Transcribe each record exactly. Include every one.

Entries:
====================

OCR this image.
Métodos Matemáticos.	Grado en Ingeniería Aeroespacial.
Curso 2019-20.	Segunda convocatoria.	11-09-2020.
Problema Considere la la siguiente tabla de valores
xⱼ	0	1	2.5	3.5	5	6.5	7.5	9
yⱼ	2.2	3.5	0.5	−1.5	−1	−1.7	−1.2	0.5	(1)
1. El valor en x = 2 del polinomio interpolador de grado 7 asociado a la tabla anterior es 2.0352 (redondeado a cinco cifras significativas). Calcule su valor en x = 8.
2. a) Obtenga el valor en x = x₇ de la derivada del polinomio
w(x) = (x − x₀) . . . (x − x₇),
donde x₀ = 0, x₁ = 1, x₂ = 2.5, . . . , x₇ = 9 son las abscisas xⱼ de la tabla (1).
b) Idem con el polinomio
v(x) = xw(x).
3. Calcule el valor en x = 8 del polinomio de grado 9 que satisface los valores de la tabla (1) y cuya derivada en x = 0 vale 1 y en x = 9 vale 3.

====================

Exercise answer:
OCR this image.
Métodos Matemáticos.	Grado en Ingeniería Aeroespacial.
Curso 2019-20.	Segunda convocatoria.	11-09-2020.
Problema Considere la la siguiente tabla de valores
xⱼ	0	1	2.5	3.5	5	6.5	7.5	9
yⱼ	2.2	3.5	0.5	−1.5	−1	−1.7	−1.2	0.5	(1)
1. El valor en x = 2 del polinomio interpolador de grado 7 asociado a la tabla anterior es 2.0352 (redondeado a cinco cifras significativas). Calcule su valor en x = 8.
2. a) Obtenga el valor en x = x₇ de la derivada del polinomio
w(x) = (x − x₀) . . . (x − x₇),
donde x₀ = 0, x₁ = 1, x₂ = 2.5, . . . , x₇ = 9 son las abscisas xⱼ de la tabla (1).
b) Idem con el polinomio
v(x) = xw(x).
3. Calcule el valor en x = 8 del polinomio de grado 9 que satisface los valores de la tabla (1) y cuya derivada en x = 0 vale 1 y en x = 9 vale 3.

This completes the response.